■ WORKING DATA ■
+ + + +

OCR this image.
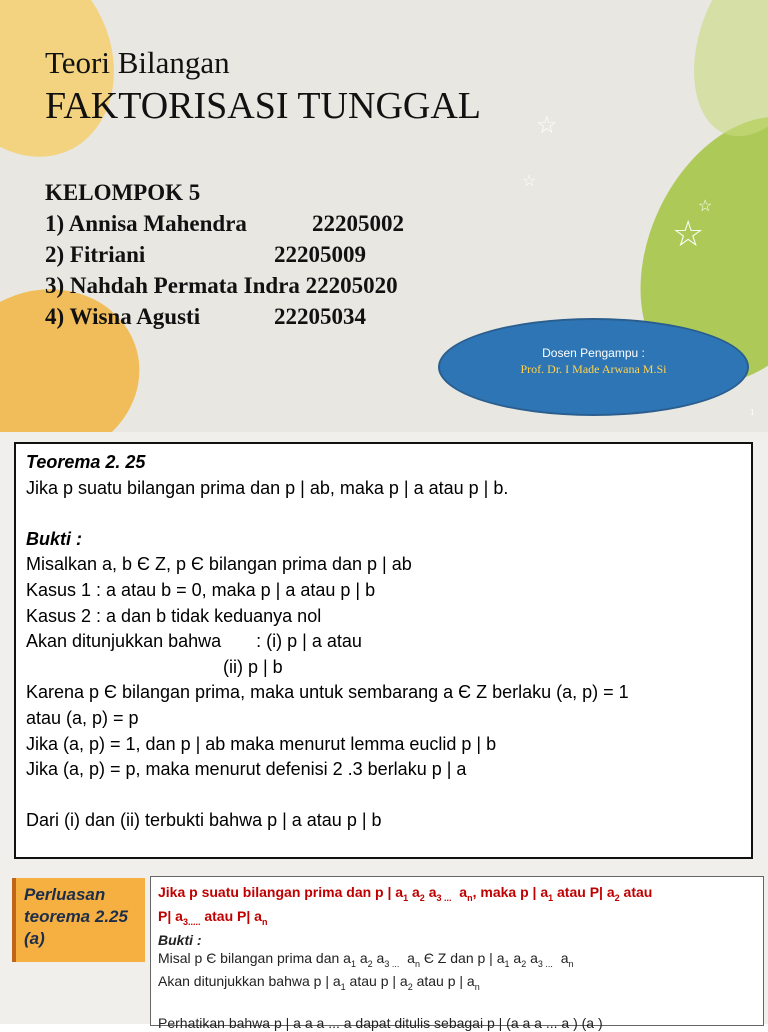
☆
☆
☆
☆
Teori Bilangan
FAKTORISASI TUNGGAL
KELOMPOK 5
1) Annisa Mahendra	22205002
2) Fitriani	22205009
3) Nahdah Permata Indra 22205020
4) Wisna Agusti	22205034
Dosen Pengampu :
Prof. Dr. I Made Arwana M.Si
1
Teorema 2. 25
Jika p suatu bilangan prima dan p | ab, maka p | a atau p | b.
Bukti :
Misalkan a, b Є Z, p Є bilangan prima dan p | ab
Kasus 1 : a atau b = 0, maka p | a atau p | b
Kasus 2 : a dan b tidak keduanya nol
Akan ditunjukkan bahwa       : (i) p | a atau
(ii) p | b
Karena p Є bilangan prima, maka untuk sembarang a Є Z berlaku (a, p) = 1
atau (a, p) = p
Jika (a, p) = 1, dan p | ab maka menurut lemma euclid p | b
Jika (a, p) = p, maka menurut defenisi 2 .3 berlaku p | a
Dari (i) dan (ii) terbukti bahwa p | a atau p | b
Perluasan
teorema 2.25
(a)
Jika p suatu bilangan prima dan p | $a_1$ $a_2$ $a_{3 ...}$  $a_n$, maka p | $a_1$ atau P| $a_2$ atau
P| $a_{3.....}$ atau P| $a_n$
Bukti :
Misal p Є bilangan prima dan $a_1$ $a_2$ $a_{3 ...}$  $a_n$ Є Z dan p | $a_1$ $a_2$ $a_{3 ...}$  $a_n$
Akan ditunjukkan bahwa p | $a_1$ atau p | $a_2$ atau p | $a_n$
Perhatikan bahwa p | a a a ... a dapat ditulis sebagai p | (a a a ... a ) (a )
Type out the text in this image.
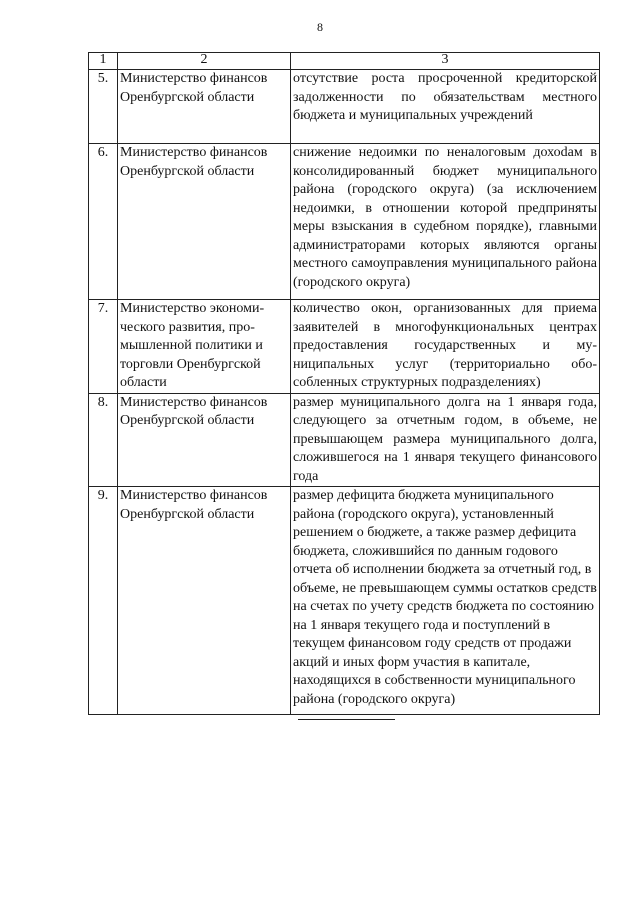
8
1	2	3
5.	Министерство финансов Оренбургской области	отсутствие роста просроченной кредиторской задолженности по обязательствам местного бюджета и муниципальных учреждений
6.	Министерство финансов Оренбургской области	снижение недоимки по неналоговым дохоdам в консолидированный бюджет муниципального района (городского округа) (за исключением недоимки, в отношении которой предприняты меры взыскания в судебном порядке), главными администраторами которых являются органы местного самоуправления муниципального района (городского округа)
7.	Министерство экономического развития, промышленной политики и торговли Оренбургской области	количество окон, организованных для приема заявителей в многофункциональных центрах предоставления государственных и муниципальных услуг (территориально обособленных структурных подразделениях)
8.	Министерство финансов Оренбургской области	размер муниципального долга на 1 января года, следующего за отчетным годом, в объеме, не превышающем размера муниципального долга, сложившегося на 1 января текущего финансового года
9.	Министерство финансов Оренбургской области	размер дефицита бюджета муниципального района (городского округа), установленный решением о бюджете, а также размер дефицита бюджета, сложившийся по данным годового отчета об исполнении бюджета за отчетный год, в объеме, не превышающем суммы остатков средств на счетах по учету средств бюджета по состоянию на 1 января текущего года и поступлений в текущем финансовом году средств от продажи акций и иных форм участия в капитале, находящихся в собственности муниципального района (городского округа)
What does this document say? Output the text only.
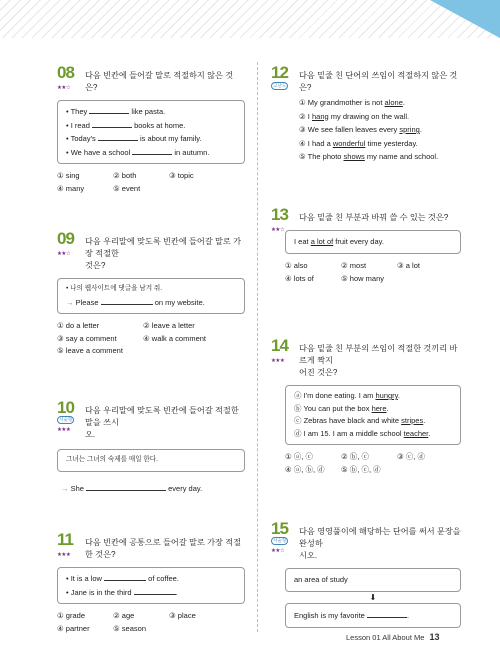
08
★★☆
다음 빈칸에 들어갈 말로 적절하지 않은 것은?
• They	like pasta.
• I read	books at home.
• Today's	is about my family.
• We have a school	in autumn.
① sing	② both	③ topic
④ many	⑤ event
09
★★☆
다음 우리말에 맞도록 빈칸에 들어갈 말로 가장 적절한
것은?
• 나의 웹사이트에 댓글을 남겨 줘.
→ Please	on my website.
① do a letter	② leave a letter
③ say a comment	④ walk a comment
⑤ leave a comment
10
서술형
★★★
다음 우리말에 맞도록 빈칸에 들어갈 적절한 말을 쓰시
오.
그녀는 그녀의 숙제를 매일 한다.
→ She	every day.
11
★★★
다음 빈칸에 공통으로 들어갈 말로 가장 적절한 것은?
• It is a low	of coffee.
• Jane is in the third	.
① grade	② age	③ place
④ partner	⑤ season
12
고난도
다음 밑줄 친 단어의 쓰임이 적절하지 않은 것은?
① My grandmother is not alone.
② I hang my drawing on the wall.
③ We see fallen leaves every spring.
④ I had a wonderful time yesterday.
⑤ The photo shows my name and school.
13
★★☆
다음 밑줄 친 부분과 바꿔 쓸 수 있는 것은?
I eat a lot of fruit every day.
① also	② most	③ a lot
④ lots of	⑤ how many
14
★★★
다음 밑줄 친 부분의 쓰임이 적절한 것끼리 바르게 짝지
어진 것은?
ⓐ I'm done eating. I am hungry.
ⓑ You can put the box here.
ⓒ Zebras have black and white stripes.
ⓓ I am 15. I am a middle school teacher.
① ⓐ, ⓒ	② ⓑ, ⓒ	③ ⓒ, ⓓ
④ ⓐ, ⓑ, ⓓ ⑤ ⓑ, ⓒ, ⓓ
15
서술형
★★☆
다음 영영풀이에 해당하는 단어를 써서 문장을 완성하
시오.
an area of study
⬇
English is my favorite	.
Lesson 01 All About Me 13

+ + + +

■ TASK ■
Print out the whole of the material word for word, without pictures.

■ RESULT ■
OCR this image.
☆
☆
☆
☆
Teori Bilangan
FAKTORISASI TUNGGAL
KELOMPOK 5
1) Annisa Mahendra	22205002
2) Fitriani	22205009
3) Nahdah Permata Indra 22205020
4) Wisna Agusti	22205034
Dosen Pengampu :
Prof. Dr. I Made Arwana M.Si
1
Teorema 2. 25
Jika p suatu bilangan prima dan p | ab, maka p | a atau p | b.
Bukti :
Misalkan a, b Є Z, p Є bilangan prima dan p | ab
Kasus 1 : a atau b = 0, maka p | a atau p | b
Kasus 2 : a dan b tidak keduanya nol
Akan ditunjukkan bahwa       : (i) p | a atau
(ii) p | b
Karena p Є bilangan prima, maka untuk sembarang a Є Z berlaku (a, p) = 1
atau (a, p) = p
Jika (a, p) = 1, dan p | ab maka menurut lemma euclid p | b
Jika (a, p) = p, maka menurut defenisi 2 .3 berlaku p | a
Dari (i) dan (ii) terbukti bahwa p | a atau p | b
Perluasan
teorema 2.25
(a)
Jika p suatu bilangan prima dan p | $a_1$ $a_2$ $a_{3 ...}$  $a_n$, maka p | $a_1$ atau P| $a_2$ atau
P| $a_{3.....}$ atau P| $a_n$
Bukti :
Misal p Є bilangan prima dan $a_1$ $a_2$ $a_{3 ...}$  $a_n$ Є Z dan p | $a_1$ $a_2$ $a_{3 ...}$  $a_n$
Akan ditunjukkan bahwa p | $a_1$ atau p | $a_2$ atau p | $a_n$
Perhatikan bahwa p | a a a ... a dapat ditulis sebagai p | (a a a ... a ) (a )
Type out the text in this image.
8
1	2	3
5.	Министерство финансов Оренбургской области	отсутствие роста просроченной кредиторской задолженности по обязательствам местного бюджета и муниципальных учреждений
6.	Министерство финансов Оренбургской области	снижение недоимки по неналоговым дохоdам в консолидированный бюджет муниципального района (городского округа) (за исключением недоимки, в отношении которой предприняты меры взыскания в судебном порядке), главными администраторами которых являются органы местного самоуправления муниципального района (городского округа)
7.	Министерство экономического развития, промышленной политики и торговли Оренбургской области	количество окон, организованных для приема заявителей в многофункциональных центрах предоставления государственных и муниципальных услуг (территориально обособленных структурных подразделениях)
8.	Министерство финансов Оренбургской области	размер муниципального долга на 1 января года, следующего за отчетным годом, в объеме, не превышающем размера муниципального долга, сложившегося на 1 января текущего финансового года
9.	Министерство финансов Оренбургской области	размер дефицита бюджета муниципального района (городского округа), установленный решением о бюджете, а также размер дефицита бюджета, сложившийся по данным годового отчета об исполнении бюджета за отчетный год, в объеме, не превышающем суммы остатков средств на счетах по учету средств бюджета по состоянию на 1 января текущего года и поступлений в текущем финансовом году средств от продажи акций и иных форм участия в капитале, находящихся в собственности муниципального района (городского округа)
What does this document say? Output the text only.
08
★★☆
다음 빈칸에 들어갈 말로 적절하지 않은 것은?
• They	like pasta.
• I read	books at home.
• Today's	is about my family.
• We have a school	in autumn.
① sing	② both	③ topic
④ many	⑤ event
09
★★☆
다음 우리말에 맞도록 빈칸에 들어갈 말로 가장 적절한
것은?
• 나의 웹사이트에 댓글을 남겨 줘.
→ Please	on my website.
① do a letter	② leave a letter
③ say a comment	④ walk a comment
⑤ leave a comment
10
서술형
★★★
다음 우리말에 맞도록 빈칸에 들어갈 적절한 말을 쓰시
오.
그녀는 그녀의 숙제를 매일 한다.
→ She	every day.
11
★★★
다음 빈칸에 공통으로 들어갈 말로 가장 적절한 것은?
• It is a low	of coffee.
• Jane is in the third	.
① grade	② age	③ place
④ partner	⑤ season
12
고난도
다음 밑줄 친 단어의 쓰임이 적절하지 않은 것은?
① My grandmother is not alone.
② I hang my drawing on the wall.
③ We see fallen leaves every spring.
④ I had a wonderful time yesterday.
⑤ The photo shows my name and school.
13
★★☆
다음 밑줄 친 부분과 바꿔 쓸 수 있는 것은?
I eat a lot of fruit every day.
① also	② most	③ a lot
④ lots of	⑤ how many
14
★★★
다음 밑줄 친 부분의 쓰임이 적절한 것끼리 바르게 짝지
어진 것은?
ⓐ I'm done eating. I am hungry.
ⓑ You can put the box here.
ⓒ Zebras have black and white stripes.
ⓓ I am 15. I am a middle school teacher.
① ⓐ, ⓒ	② ⓑ, ⓒ	③ ⓒ, ⓓ
④ ⓐ, ⓑ, ⓓ ⑤ ⓑ, ⓒ, ⓓ
15
서술형
★★☆
다음 영영풀이에 해당하는 단어를 써서 문장을 완성하
시오.
an area of study
⬇
English is my favorite	.
Lesson 01 All About Me 13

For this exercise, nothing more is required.